**** Supplied information

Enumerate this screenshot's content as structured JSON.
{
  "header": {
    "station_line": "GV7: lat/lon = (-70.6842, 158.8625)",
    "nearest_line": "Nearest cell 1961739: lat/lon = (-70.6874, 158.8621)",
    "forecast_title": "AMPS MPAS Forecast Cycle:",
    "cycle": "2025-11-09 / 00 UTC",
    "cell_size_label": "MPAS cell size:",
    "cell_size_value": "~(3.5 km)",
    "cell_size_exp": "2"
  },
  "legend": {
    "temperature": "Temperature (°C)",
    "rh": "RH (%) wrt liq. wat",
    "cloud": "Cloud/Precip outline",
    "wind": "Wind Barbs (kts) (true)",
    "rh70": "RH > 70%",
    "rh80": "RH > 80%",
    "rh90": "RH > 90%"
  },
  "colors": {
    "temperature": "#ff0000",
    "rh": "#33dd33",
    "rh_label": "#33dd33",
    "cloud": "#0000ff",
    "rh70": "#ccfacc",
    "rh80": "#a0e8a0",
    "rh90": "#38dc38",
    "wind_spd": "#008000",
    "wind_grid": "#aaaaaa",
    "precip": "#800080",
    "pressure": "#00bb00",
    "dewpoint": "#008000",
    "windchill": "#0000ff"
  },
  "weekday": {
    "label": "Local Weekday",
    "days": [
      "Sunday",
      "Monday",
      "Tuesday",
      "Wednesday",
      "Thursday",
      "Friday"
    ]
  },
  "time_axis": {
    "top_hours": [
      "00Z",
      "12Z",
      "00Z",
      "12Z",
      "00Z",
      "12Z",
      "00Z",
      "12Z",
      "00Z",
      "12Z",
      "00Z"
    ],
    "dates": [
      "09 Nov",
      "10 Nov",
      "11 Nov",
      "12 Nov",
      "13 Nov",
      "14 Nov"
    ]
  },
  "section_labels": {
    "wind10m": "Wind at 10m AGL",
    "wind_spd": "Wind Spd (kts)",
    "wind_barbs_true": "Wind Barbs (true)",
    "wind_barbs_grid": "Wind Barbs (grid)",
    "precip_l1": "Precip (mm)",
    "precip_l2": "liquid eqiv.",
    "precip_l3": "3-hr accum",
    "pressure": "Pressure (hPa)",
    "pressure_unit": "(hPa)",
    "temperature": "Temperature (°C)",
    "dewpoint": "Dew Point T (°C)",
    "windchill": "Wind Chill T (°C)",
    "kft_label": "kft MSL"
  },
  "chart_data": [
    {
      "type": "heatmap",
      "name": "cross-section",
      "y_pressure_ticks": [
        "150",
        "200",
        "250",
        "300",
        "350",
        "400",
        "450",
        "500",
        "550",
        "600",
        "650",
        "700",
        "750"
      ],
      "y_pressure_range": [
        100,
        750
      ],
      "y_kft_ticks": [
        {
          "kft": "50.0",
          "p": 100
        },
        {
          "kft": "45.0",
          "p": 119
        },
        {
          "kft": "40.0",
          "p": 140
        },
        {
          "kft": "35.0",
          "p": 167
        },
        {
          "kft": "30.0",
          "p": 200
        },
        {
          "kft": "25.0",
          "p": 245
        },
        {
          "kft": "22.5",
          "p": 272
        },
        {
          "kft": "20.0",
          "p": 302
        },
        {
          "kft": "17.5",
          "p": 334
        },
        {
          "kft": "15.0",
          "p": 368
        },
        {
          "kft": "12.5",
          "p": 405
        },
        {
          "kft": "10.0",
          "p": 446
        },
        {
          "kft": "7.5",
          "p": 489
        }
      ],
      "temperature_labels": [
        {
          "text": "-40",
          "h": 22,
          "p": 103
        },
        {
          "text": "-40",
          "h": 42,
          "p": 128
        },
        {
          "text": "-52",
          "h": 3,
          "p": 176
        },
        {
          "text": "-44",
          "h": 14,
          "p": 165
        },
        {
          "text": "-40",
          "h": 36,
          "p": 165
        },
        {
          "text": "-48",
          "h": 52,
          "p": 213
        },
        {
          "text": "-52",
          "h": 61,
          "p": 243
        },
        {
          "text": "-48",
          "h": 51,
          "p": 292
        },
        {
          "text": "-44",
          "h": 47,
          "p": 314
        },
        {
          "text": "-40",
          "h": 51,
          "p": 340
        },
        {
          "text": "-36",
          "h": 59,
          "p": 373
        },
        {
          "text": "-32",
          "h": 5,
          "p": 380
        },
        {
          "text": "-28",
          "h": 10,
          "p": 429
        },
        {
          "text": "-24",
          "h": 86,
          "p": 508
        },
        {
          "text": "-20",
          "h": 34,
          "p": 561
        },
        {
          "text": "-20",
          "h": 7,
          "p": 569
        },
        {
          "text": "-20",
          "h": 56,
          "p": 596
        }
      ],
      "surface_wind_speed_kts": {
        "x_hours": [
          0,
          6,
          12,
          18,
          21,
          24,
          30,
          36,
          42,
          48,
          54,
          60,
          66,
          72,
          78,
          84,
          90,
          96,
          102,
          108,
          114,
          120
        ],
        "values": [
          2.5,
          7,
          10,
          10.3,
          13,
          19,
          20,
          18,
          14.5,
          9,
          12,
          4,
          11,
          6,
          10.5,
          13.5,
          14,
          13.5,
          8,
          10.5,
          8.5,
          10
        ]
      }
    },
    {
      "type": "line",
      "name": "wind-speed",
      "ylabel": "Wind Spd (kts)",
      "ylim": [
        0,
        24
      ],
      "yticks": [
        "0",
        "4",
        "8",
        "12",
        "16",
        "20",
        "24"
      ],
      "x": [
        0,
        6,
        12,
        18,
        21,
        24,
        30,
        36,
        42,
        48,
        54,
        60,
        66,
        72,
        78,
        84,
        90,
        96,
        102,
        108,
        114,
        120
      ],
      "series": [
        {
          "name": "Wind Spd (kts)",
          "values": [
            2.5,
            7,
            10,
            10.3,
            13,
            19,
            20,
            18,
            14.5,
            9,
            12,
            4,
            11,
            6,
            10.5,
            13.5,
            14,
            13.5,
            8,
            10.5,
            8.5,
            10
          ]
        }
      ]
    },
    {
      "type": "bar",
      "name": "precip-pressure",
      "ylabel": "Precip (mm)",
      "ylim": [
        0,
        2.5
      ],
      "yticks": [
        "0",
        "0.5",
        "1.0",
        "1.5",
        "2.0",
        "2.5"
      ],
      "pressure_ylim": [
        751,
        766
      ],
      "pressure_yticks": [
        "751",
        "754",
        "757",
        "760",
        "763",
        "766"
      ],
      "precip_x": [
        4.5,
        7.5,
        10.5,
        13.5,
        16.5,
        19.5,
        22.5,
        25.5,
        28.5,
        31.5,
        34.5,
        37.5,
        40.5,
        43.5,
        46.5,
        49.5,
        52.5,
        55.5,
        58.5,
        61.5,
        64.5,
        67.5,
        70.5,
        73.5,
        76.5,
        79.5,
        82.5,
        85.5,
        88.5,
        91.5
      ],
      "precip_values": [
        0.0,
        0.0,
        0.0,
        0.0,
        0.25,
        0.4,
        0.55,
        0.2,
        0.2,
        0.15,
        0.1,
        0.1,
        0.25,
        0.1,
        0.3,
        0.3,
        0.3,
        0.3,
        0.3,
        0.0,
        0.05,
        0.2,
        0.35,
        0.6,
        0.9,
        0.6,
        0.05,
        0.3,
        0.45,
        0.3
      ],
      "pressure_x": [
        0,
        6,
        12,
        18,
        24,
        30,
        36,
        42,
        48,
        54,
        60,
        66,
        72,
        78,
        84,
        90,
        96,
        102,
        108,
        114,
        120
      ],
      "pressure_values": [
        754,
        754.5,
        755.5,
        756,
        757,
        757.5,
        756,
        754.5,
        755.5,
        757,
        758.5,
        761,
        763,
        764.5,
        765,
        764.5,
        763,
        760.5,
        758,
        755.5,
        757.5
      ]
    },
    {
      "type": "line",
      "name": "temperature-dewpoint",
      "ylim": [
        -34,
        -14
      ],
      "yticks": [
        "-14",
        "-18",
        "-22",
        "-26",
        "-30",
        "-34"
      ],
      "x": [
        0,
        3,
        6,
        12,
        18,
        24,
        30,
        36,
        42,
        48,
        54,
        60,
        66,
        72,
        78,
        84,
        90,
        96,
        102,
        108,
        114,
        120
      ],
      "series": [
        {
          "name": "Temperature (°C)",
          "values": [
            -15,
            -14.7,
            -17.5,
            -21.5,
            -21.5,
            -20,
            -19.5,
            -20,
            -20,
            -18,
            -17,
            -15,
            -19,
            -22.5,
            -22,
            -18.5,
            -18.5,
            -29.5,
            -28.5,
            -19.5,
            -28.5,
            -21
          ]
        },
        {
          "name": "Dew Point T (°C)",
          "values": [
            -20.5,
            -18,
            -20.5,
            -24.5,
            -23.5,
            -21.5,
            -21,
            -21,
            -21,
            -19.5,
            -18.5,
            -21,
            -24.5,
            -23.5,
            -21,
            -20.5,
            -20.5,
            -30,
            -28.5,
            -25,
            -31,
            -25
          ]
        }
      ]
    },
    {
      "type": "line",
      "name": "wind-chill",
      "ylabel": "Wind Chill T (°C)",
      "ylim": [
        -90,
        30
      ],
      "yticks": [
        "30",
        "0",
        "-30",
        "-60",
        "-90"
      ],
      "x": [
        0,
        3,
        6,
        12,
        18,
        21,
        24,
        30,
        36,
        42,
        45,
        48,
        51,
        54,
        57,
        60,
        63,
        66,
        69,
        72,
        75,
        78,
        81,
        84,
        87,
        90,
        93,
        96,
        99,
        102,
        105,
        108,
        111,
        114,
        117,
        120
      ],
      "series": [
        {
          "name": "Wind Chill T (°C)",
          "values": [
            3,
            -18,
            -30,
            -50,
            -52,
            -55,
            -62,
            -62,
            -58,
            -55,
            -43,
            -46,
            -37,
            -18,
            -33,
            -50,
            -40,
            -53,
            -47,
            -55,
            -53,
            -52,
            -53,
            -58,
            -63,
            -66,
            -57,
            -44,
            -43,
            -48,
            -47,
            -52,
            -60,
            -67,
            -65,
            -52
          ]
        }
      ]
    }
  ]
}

********

_Exercise details_. Pick out, from the lines above, every one that contains the string "true".

_Result for this task_.
    "wind": "Wind Barbs (kts) (true)",
    "wind_barbs_true": "Wind Barbs (true)",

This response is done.